• [STATED TASK]: Collect all lines from the records below that include the word "What".

• [Dataset rows about figures]:
>> start

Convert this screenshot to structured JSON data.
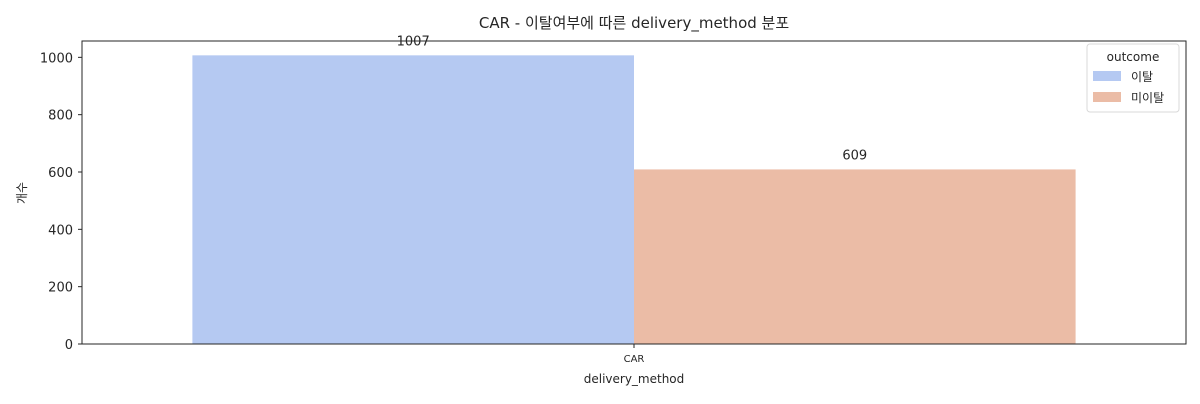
{
  "chart_data": {
    "type": "bar",
    "title": "CAR - 이탈여부에 따른 delivery_method 분포",
    "xlabel": "delivery_method",
    "ylabel": "개수",
    "categories": [
      "CAR"
    ],
    "series": [
      {
        "name": "이탈",
        "values": [
          1007
        ],
        "color": "#b5c9f2"
      },
      {
        "name": "미이탈",
        "values": [
          609
        ],
        "color": "#ebbca6"
      }
    ],
    "data_labels": [
      "1007",
      "609"
    ],
    "ylim": [
      0,
      1057
    ],
    "yticks": [
      0,
      200,
      400,
      600,
      800,
      1000
    ],
    "grid": false,
    "legend": {
      "title": "outcome",
      "placement": "top-right"
    }
  }
}
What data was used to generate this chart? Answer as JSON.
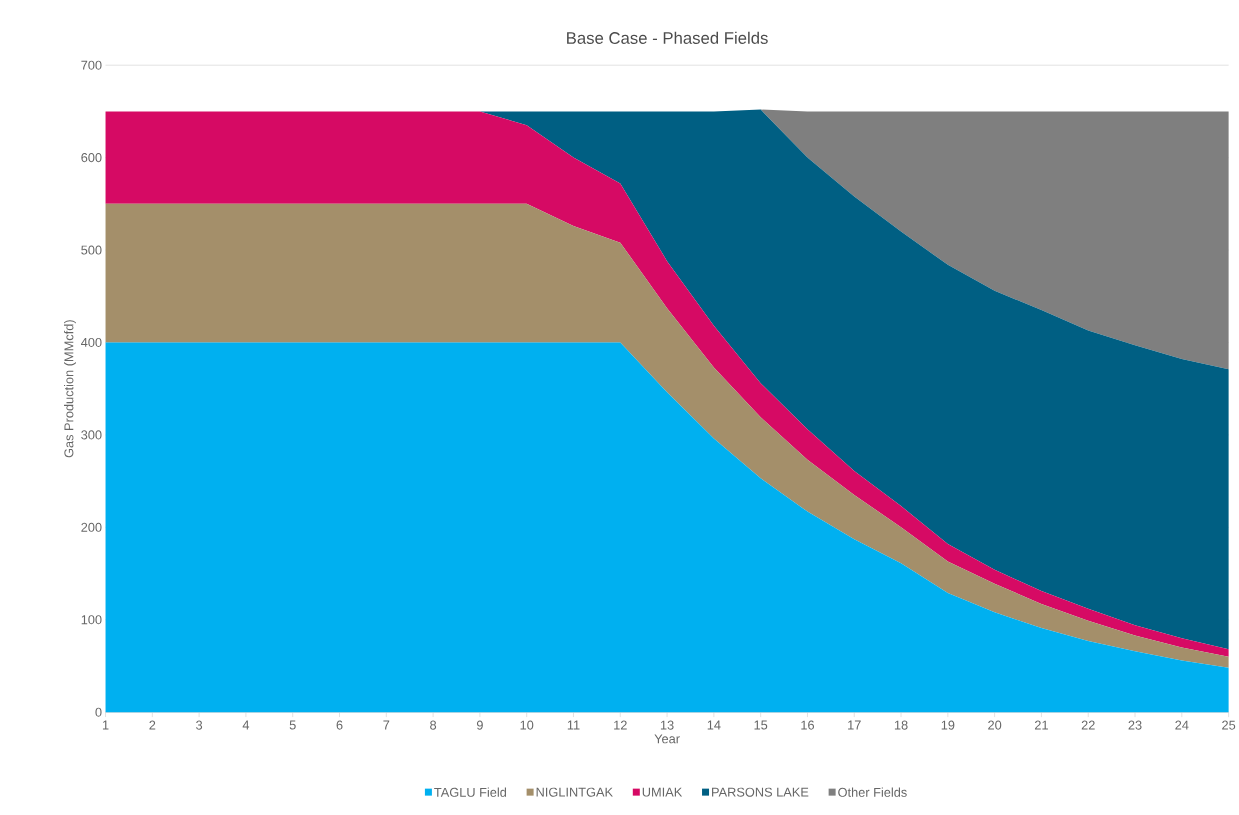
{
  "chart_data": {
    "type": "area",
    "title": "Base Case - Phased Fields",
    "xlabel": "Year",
    "ylabel": "Gas Production (MMcfd)",
    "stacked": true,
    "grid": "y",
    "legend": "bottom",
    "x": [
      1,
      2,
      3,
      4,
      5,
      6,
      7,
      8,
      9,
      10,
      11,
      12,
      13,
      14,
      15,
      16,
      17,
      18,
      19,
      20,
      21,
      22,
      23,
      24,
      25
    ],
    "xlim": [
      1,
      25
    ],
    "xticks": [
      1,
      2,
      3,
      4,
      5,
      6,
      7,
      8,
      9,
      10,
      11,
      12,
      13,
      14,
      15,
      16,
      17,
      18,
      19,
      20,
      21,
      22,
      23,
      24,
      25
    ],
    "ylim": [
      0,
      700
    ],
    "yticks": [
      0,
      100,
      200,
      300,
      400,
      500,
      600,
      700
    ],
    "series": [
      {
        "name": "TAGLU Field",
        "color": "#00b0f0",
        "values": [
          400,
          400,
          400,
          400,
          400,
          400,
          400,
          400,
          400,
          400,
          400,
          400,
          346,
          296,
          253,
          217,
          187,
          161,
          129,
          108,
          91,
          77,
          66,
          56,
          48
        ]
      },
      {
        "name": "NIGLINTGAK",
        "color": "#a48f6a",
        "values": [
          150,
          150,
          150,
          150,
          150,
          150,
          150,
          150,
          150,
          150,
          126,
          108,
          91,
          77,
          66,
          56,
          48,
          39,
          34,
          31,
          26,
          22,
          17,
          14,
          12
        ]
      },
      {
        "name": "UMIAK",
        "color": "#d60a64",
        "values": [
          100,
          100,
          100,
          100,
          100,
          100,
          100,
          100,
          100,
          85,
          74,
          64,
          51,
          45,
          37,
          33,
          26,
          23,
          19,
          15,
          14,
          13,
          11,
          10,
          8
        ]
      },
      {
        "name": "PARSONS LAKE",
        "color": "#005f83",
        "values": [
          0,
          0,
          0,
          0,
          0,
          0,
          0,
          0,
          0,
          15,
          50,
          78,
          162,
          232,
          296,
          294,
          297,
          297,
          302,
          302,
          304,
          301,
          303,
          302,
          303
        ]
      },
      {
        "name": "Other Fields",
        "color": "#7f7f7f",
        "values": [
          0,
          0,
          0,
          0,
          0,
          0,
          0,
          0,
          0,
          0,
          0,
          0,
          0,
          0,
          0,
          50,
          92,
          130,
          166,
          194,
          215,
          237,
          253,
          268,
          279
        ]
      }
    ]
  }
}
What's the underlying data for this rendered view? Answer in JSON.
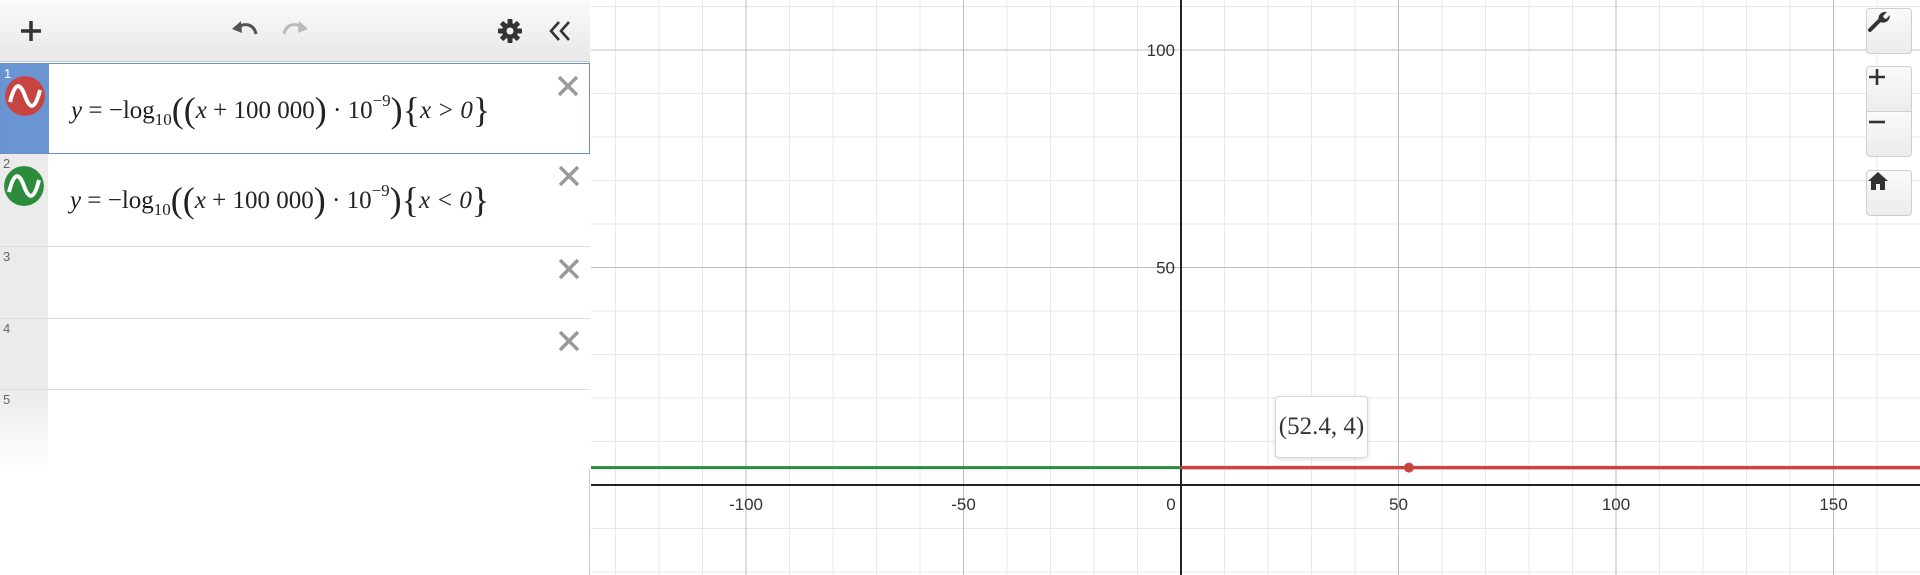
{
  "toolbar": {
    "add": "add-expression",
    "undo": "undo",
    "redo": "redo",
    "settings": "settings",
    "collapse": "collapse-list"
  },
  "expressions": [
    {
      "index": "1",
      "color": "#c74440",
      "latex_parts": {
        "lhs": "y",
        "eq": "=",
        "neg": "−log",
        "base": "10",
        "x": "x",
        "plus": "+",
        "c": "100 000",
        "dot": "·",
        "ten": "10",
        "exp": "−9",
        "cond": "x > 0"
      },
      "active": true
    },
    {
      "index": "2",
      "color": "#2d8c3c",
      "latex_parts": {
        "lhs": "y",
        "eq": "=",
        "neg": "−log",
        "base": "10",
        "x": "x",
        "plus": "+",
        "c": "100 000",
        "dot": "·",
        "ten": "10",
        "exp": "−9",
        "cond": "x < 0"
      },
      "active": false
    },
    {
      "index": "3"
    },
    {
      "index": "4"
    },
    {
      "index": "5"
    }
  ],
  "graph": {
    "x_ticks": [
      "-100",
      "-50",
      "0",
      "50",
      "100",
      "150"
    ],
    "y_ticks": [
      "50",
      "100"
    ],
    "tooltip": "(52.4, 4)",
    "series": [
      {
        "color": "#2d8c3c",
        "y": 4,
        "domain": "x < 0"
      },
      {
        "color": "#c74440",
        "y": 4,
        "domain": "x > 0"
      }
    ],
    "point": {
      "x": 52.4,
      "y": 4
    }
  }
}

>> end

• [FINAL RESULT]:
What data was used to generate this chart? Answer as JSON.
What's the underlying data for this rendered view? Answer in JSON.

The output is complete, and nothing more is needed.